| Entries supplied |
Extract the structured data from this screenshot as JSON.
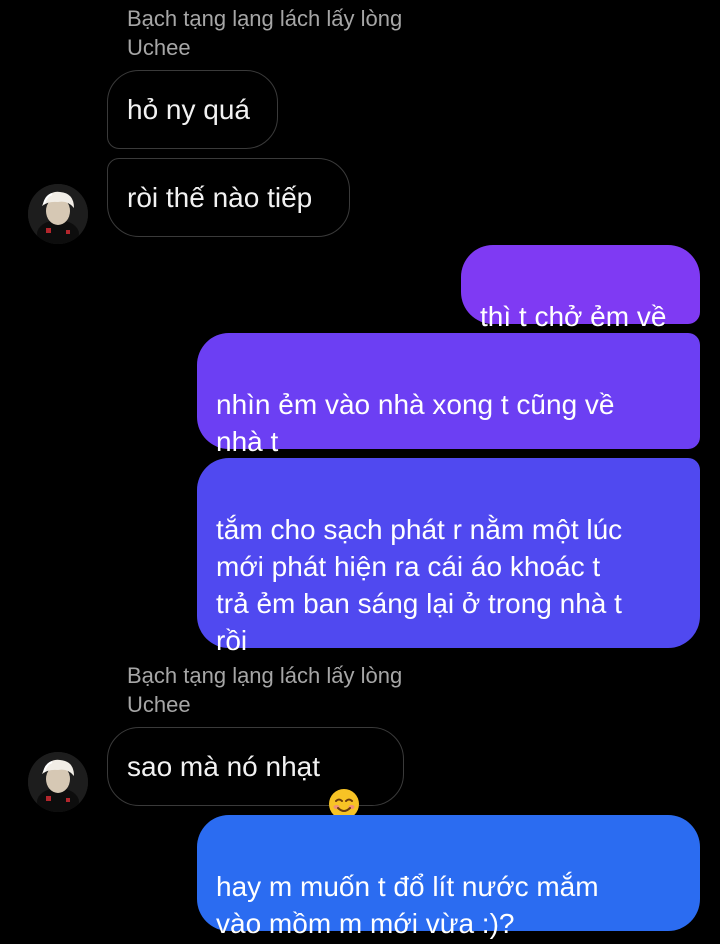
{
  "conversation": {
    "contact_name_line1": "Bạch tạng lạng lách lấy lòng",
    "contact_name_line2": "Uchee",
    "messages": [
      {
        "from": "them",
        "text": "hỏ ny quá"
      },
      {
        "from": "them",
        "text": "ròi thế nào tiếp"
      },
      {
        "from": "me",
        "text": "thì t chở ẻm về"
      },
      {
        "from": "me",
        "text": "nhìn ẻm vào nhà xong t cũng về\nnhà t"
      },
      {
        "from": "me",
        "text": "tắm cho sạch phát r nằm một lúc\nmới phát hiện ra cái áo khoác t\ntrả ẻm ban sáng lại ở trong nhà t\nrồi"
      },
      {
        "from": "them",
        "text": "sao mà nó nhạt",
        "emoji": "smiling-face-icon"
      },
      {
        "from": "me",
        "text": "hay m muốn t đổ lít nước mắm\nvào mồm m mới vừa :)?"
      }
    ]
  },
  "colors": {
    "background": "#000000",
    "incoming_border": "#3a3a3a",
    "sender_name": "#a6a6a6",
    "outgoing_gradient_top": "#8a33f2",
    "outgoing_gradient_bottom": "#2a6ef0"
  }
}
--
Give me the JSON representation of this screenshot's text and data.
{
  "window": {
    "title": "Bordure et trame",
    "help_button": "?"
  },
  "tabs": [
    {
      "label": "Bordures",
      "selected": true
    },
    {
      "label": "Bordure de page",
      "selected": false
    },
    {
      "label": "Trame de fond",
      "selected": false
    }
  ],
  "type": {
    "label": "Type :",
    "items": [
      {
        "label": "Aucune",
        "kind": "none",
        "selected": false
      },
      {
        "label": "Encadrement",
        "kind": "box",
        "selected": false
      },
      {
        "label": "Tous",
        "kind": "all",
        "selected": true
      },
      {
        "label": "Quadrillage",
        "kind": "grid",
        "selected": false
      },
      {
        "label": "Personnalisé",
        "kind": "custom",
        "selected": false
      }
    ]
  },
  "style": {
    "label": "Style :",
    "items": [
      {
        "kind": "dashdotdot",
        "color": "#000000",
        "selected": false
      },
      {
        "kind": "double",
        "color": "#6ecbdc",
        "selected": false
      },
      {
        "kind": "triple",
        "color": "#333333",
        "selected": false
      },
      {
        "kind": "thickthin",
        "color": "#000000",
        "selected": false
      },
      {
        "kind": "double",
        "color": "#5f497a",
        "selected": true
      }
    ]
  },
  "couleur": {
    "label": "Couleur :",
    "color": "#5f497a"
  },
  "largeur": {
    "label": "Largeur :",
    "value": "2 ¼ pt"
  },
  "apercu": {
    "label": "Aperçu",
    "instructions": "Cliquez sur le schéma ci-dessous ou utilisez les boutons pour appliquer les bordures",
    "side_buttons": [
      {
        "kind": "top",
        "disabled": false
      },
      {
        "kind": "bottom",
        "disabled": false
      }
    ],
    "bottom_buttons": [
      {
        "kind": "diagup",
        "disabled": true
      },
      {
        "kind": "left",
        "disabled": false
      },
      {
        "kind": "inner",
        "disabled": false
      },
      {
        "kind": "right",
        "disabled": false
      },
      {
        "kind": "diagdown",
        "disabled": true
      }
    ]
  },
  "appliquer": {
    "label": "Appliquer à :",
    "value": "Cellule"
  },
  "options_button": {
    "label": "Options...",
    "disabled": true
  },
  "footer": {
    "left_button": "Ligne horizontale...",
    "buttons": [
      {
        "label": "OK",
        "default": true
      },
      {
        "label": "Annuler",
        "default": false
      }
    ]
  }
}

| Exercise goal |
Pull out every line holding "data" from the records above, and copy it.

| Solution below |
Extract the structured data from this screenshot as JSON.
Give me the JSON representation of this screenshot's text and data.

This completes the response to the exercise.